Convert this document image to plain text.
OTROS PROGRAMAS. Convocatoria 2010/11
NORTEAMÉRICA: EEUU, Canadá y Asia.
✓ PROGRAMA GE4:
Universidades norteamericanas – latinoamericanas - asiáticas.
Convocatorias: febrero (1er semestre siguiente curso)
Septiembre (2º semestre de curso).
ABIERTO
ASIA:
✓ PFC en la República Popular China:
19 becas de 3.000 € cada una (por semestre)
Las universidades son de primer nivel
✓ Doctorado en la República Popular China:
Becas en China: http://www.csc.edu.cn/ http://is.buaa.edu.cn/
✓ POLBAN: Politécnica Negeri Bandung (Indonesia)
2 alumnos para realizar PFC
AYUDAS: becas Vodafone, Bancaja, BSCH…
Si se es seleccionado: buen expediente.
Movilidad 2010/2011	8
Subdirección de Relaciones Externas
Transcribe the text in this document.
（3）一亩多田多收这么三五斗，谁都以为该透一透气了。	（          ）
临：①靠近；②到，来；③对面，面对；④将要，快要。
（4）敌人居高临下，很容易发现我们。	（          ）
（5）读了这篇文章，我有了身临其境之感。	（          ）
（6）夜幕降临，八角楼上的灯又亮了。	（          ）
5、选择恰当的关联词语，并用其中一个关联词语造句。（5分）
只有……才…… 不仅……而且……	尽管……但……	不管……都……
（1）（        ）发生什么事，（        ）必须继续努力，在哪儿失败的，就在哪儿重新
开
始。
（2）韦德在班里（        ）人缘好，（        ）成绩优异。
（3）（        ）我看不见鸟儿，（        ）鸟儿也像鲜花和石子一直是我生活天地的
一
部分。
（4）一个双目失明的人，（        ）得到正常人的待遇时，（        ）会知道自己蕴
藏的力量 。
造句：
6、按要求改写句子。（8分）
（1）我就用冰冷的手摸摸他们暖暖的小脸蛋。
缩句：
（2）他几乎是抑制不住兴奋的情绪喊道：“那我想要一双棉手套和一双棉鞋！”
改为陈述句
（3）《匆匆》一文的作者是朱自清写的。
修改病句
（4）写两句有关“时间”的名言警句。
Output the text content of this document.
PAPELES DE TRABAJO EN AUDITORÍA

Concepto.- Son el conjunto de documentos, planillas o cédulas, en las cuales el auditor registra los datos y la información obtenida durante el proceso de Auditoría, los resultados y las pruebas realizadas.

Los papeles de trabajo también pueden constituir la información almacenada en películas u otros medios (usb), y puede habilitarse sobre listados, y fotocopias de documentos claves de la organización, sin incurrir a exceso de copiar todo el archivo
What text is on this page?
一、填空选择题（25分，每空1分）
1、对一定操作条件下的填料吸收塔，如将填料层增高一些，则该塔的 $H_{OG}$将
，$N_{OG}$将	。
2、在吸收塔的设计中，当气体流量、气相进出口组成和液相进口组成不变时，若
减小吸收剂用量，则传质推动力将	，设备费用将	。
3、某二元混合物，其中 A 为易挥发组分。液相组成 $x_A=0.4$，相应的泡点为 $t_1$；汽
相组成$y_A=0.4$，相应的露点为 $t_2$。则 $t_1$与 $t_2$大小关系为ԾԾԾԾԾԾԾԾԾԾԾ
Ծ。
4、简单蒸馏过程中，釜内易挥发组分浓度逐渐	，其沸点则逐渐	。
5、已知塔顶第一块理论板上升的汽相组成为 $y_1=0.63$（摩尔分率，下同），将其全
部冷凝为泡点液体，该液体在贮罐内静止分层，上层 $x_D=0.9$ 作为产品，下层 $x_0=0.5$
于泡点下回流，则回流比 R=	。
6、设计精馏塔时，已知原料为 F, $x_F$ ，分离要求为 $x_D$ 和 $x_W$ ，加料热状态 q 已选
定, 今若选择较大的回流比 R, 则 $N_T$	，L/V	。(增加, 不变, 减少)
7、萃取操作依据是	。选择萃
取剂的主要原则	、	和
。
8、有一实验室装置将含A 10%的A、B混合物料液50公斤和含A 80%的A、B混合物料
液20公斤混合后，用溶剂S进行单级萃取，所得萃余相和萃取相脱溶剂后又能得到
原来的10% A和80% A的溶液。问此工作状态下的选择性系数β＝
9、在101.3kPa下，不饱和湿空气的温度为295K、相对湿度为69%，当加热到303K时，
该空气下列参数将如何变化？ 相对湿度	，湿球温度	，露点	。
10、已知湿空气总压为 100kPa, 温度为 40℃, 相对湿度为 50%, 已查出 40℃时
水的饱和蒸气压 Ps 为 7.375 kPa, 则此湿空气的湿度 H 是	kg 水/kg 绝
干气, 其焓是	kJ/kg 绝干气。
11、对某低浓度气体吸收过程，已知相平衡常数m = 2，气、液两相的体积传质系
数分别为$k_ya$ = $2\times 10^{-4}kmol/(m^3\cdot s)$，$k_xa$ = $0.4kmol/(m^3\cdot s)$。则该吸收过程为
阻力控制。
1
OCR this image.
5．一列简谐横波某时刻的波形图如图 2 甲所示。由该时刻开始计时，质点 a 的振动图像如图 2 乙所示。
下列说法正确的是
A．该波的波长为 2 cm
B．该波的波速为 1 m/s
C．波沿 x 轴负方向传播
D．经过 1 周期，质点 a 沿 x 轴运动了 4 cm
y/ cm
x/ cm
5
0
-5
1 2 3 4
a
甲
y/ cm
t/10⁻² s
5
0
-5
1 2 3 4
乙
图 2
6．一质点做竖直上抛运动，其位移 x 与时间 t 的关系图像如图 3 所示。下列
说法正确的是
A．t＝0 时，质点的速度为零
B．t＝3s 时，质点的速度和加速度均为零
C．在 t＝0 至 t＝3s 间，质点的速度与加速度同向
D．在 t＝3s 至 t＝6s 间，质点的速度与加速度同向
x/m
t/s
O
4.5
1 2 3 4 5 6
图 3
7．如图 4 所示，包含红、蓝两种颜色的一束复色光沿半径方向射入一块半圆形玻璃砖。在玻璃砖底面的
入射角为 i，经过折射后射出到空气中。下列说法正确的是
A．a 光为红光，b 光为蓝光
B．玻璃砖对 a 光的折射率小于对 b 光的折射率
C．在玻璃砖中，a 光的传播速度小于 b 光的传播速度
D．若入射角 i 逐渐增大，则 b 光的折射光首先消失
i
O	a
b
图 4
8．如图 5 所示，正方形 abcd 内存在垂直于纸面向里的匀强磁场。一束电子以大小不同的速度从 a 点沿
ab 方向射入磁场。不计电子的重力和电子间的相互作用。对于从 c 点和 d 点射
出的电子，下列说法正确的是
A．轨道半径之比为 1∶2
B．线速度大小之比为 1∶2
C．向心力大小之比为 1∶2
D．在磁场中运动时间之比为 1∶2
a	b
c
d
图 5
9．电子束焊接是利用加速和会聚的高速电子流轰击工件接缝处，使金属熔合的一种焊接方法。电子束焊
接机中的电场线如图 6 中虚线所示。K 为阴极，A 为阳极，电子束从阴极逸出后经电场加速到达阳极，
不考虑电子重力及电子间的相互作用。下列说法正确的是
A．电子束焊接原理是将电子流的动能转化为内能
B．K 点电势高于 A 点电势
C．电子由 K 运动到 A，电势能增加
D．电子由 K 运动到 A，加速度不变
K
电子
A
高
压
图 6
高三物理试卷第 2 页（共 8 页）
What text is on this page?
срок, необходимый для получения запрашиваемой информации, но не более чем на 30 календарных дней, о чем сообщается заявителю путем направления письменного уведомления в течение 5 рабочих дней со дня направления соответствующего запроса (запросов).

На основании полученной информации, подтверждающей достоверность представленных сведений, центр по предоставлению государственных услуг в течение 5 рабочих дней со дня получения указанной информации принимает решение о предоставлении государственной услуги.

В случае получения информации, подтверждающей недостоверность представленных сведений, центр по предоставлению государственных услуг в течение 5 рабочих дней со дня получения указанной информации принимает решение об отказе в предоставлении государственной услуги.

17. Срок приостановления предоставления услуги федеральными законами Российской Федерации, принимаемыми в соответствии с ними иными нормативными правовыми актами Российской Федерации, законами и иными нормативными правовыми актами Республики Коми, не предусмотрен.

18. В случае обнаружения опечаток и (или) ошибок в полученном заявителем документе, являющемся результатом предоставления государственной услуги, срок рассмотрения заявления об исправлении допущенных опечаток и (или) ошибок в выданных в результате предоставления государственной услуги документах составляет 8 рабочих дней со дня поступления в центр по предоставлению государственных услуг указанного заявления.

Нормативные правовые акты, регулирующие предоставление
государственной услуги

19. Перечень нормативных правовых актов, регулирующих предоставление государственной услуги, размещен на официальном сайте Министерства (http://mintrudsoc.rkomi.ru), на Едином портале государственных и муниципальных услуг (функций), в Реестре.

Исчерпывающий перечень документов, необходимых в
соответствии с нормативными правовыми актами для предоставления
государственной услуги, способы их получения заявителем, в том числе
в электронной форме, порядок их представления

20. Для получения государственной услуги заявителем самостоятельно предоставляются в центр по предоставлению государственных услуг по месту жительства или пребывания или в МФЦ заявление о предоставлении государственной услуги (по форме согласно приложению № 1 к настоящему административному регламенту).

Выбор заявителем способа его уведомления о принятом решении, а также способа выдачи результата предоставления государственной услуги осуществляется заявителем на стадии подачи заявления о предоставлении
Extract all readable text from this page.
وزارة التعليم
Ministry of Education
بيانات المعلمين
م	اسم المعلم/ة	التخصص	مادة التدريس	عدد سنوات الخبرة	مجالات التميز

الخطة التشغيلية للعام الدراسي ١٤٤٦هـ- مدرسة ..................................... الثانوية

> Exercise goal
Your task is to return, exactly and on their own, the lines from the one containing "Extract all readable text from this page." through the last line of the listing.

> Written answer
Extract all readable text from this page.
وزارة التعليم
Ministry of Education
بيانات المعلمين
م	اسم المعلم/ة	التخصص	مادة التدريس	عدد سنوات الخبرة	مجالات التميز

الخطة التشغيلية للعام الدراسي ١٤٤٦هـ- مدرسة ..................................... الثانوية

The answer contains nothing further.